What to do => Each entry must appear again exactly as it does in the source.

Dataset listings of figures:
*****
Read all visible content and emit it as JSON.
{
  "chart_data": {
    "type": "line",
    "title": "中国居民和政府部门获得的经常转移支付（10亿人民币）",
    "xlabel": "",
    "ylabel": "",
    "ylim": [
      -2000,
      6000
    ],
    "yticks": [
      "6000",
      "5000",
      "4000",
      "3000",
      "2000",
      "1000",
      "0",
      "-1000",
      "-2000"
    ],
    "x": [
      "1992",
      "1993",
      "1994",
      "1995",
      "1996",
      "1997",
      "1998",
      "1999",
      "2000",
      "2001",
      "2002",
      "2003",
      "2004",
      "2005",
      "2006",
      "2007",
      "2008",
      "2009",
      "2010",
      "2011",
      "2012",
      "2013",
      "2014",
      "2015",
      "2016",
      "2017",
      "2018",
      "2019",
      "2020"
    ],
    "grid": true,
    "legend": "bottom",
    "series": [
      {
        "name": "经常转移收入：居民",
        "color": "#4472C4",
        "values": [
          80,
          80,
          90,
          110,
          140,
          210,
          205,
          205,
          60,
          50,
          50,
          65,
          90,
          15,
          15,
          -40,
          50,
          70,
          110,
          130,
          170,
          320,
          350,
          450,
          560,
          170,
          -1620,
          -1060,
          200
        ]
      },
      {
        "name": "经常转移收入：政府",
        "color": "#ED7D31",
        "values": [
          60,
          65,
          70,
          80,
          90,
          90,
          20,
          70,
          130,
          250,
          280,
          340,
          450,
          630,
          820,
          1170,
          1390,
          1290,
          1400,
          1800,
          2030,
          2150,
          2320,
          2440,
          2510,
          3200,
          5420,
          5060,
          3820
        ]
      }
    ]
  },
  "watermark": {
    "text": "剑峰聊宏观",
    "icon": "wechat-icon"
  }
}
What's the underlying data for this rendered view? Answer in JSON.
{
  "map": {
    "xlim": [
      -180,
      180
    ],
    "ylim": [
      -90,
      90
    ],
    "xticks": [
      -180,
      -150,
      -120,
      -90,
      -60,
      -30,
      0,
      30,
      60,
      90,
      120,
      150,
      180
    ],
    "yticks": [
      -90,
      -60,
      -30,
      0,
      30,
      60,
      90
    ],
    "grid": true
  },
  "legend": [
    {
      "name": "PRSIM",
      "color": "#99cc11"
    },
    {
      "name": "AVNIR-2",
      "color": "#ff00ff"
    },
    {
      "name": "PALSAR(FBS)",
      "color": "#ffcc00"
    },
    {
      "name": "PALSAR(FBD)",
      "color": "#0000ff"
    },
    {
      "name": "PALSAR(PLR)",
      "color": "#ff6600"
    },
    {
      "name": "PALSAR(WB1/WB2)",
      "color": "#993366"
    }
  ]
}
*****
Complete response =>
Read all visible content and emit it as JSON.
{
  "chart_data": {
    "type": "line",
    "title": "中国居民和政府部门获得的经常转移支付（10亿人民币）",
    "xlabel": "",
    "ylabel": "",
    "ylim": [
      -2000,
      6000
    ],
    "yticks": [
      "6000",
      "5000",
      "4000",
      "3000",
      "2000",
      "1000",
      "0",
      "-1000",
      "-2000"
    ],
    "x": [
      "1992",
      "1993",
      "1994",
      "1995",
      "1996",
      "1997",
      "1998",
      "1999",
      "2000",
      "2001",
      "2002",
      "2003",
      "2004",
      "2005",
      "2006",
      "2007",
      "2008",
      "2009",
      "2010",
      "2011",
      "2012",
      "2013",
      "2014",
      "2015",
      "2016",
      "2017",
      "2018",
      "2019",
      "2020"
    ],
    "grid": true,
    "legend": "bottom",
    "series": [
      {
        "name": "经常转移收入：居民",
        "color": "#4472C4",
        "values": [
          80,
          80,
          90,
          110,
          140,
          210,
          205,
          205,
          60,
          50,
          50,
          65,
          90,
          15,
          15,
          -40,
          50,
          70,
          110,
          130,
          170,
          320,
          350,
          450,
          560,
          170,
          -1620,
          -1060,
          200
        ]
      },
      {
        "name": "经常转移收入：政府",
        "color": "#ED7D31",
        "values": [
          60,
          65,
          70,
          80,
          90,
          90,
          20,
          70,
          130,
          250,
          280,
          340,
          450,
          630,
          820,
          1170,
          1390,
          1290,
          1400,
          1800,
          2030,
          2150,
          2320,
          2440,
          2510,
          3200,
          5420,
          5060,
          3820
        ]
      }
    ]
  },
  "watermark": {
    "text": "剑峰聊宏观",
    "icon": "wechat-icon"
  }
}
What's the underlying data for this rendered view? Answer in JSON.
{
  "map": {
    "xlim": [
      -180,
      180
    ],
    "ylim": [
      -90,
      90
    ],
    "xticks": [
      -180,
      -150,
      -120,
      -90,
      -60,
      -30,
      0,
      30,
      60,
      90,
      120,
      150,
      180
    ],
    "yticks": [
      -90,
      -60,
      -30,
      0,
      30,
      60,
      90
    ],
    "grid": true
  },
  "legend": [
    {
      "name": "PRSIM",
      "color": "#99cc11"
    },
    {
      "name": "AVNIR-2",
      "color": "#ff00ff"
    },
    {
      "name": "PALSAR(FBS)",
      "color": "#ffcc00"
    },
    {
      "name": "PALSAR(FBD)",
      "color": "#0000ff"
    },
    {
      "name": "PALSAR(PLR)",
      "color": "#ff6600"
    },
    {
      "name": "PALSAR(WB1/WB2)",
      "color": "#993366"
    }
  ]
}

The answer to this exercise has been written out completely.